• TASK STATEMENT:
The lines to extract begin at the one containing "Transcribe this image's" and run to the end of the listing; set them down exactly and alone.

Figure dataset records:
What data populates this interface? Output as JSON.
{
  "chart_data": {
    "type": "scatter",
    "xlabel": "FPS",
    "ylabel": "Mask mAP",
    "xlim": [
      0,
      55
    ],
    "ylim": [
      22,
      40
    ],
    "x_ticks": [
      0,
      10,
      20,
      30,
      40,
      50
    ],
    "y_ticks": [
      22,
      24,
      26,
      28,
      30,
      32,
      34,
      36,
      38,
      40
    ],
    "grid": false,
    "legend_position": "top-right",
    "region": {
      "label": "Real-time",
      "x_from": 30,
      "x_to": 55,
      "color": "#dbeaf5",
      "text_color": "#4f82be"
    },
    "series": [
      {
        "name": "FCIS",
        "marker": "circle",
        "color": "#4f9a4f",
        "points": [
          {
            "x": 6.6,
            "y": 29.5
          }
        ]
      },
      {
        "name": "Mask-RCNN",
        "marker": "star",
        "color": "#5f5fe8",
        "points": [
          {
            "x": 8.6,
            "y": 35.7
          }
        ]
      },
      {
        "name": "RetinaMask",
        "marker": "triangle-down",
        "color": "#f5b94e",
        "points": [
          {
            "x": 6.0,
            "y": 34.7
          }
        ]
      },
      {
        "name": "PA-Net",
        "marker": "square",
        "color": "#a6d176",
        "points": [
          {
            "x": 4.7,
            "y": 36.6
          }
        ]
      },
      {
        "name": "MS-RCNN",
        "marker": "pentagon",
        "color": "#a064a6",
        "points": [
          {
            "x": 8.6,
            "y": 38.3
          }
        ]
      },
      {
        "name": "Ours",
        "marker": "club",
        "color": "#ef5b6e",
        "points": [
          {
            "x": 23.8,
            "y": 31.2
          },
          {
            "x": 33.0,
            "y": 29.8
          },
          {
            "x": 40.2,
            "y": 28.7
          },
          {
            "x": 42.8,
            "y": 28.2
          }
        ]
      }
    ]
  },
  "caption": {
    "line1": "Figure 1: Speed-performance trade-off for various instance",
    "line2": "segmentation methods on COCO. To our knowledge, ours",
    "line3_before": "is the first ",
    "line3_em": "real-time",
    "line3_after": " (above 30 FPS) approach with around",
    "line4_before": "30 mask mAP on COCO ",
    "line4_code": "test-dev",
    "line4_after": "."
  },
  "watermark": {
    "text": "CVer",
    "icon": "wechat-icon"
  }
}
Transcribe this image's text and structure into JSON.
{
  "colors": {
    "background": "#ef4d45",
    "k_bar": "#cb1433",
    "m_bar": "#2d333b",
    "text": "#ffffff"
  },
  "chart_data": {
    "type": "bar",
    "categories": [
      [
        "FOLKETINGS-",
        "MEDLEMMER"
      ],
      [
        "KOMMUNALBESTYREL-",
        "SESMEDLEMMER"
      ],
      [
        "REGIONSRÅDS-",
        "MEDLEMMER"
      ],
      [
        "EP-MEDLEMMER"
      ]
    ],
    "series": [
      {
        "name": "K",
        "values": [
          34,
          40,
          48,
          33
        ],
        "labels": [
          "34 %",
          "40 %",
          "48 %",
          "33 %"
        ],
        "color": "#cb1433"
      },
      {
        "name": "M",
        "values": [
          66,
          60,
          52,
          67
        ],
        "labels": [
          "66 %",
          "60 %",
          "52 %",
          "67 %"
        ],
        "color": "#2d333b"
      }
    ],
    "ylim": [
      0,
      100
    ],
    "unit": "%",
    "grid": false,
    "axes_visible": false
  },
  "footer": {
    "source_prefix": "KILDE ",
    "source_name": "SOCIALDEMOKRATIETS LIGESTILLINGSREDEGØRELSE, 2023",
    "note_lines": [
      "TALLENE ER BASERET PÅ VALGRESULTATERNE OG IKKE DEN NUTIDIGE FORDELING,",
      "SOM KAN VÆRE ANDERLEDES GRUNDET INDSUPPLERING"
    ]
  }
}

• FULL SOLUTION:
Transcribe this image's text and structure into JSON.
{
  "colors": {
    "background": "#ef4d45",
    "k_bar": "#cb1433",
    "m_bar": "#2d333b",
    "text": "#ffffff"
  },
  "chart_data": {
    "type": "bar",
    "categories": [
      [
        "FOLKETINGS-",
        "MEDLEMMER"
      ],
      [
        "KOMMUNALBESTYREL-",
        "SESMEDLEMMER"
      ],
      [
        "REGIONSRÅDS-",
        "MEDLEMMER"
      ],
      [
        "EP-MEDLEMMER"
      ]
    ],
    "series": [
      {
        "name": "K",
        "values": [
          34,
          40,
          48,
          33
        ],
        "labels": [
          "34 %",
          "40 %",
          "48 %",
          "33 %"
        ],
        "color": "#cb1433"
      },
      {
        "name": "M",
        "values": [
          66,
          60,
          52,
          67
        ],
        "labels": [
          "66 %",
          "60 %",
          "52 %",
          "67 %"
        ],
        "color": "#2d333b"
      }
    ],
    "ylim": [
      0,
      100
    ],
    "unit": "%",
    "grid": false,
    "axes_visible": false
  },
  "footer": {
    "source_prefix": "KILDE ",
    "source_name": "SOCIALDEMOKRATIETS LIGESTILLINGSREDEGØRELSE, 2023",
    "note_lines": [
      "TALLENE ER BASERET PÅ VALGRESULTATERNE OG IKKE DEN NUTIDIGE FORDELING,",
      "SOM KAN VÆRE ANDERLEDES GRUNDET INDSUPPLERING"
    ]
  }
}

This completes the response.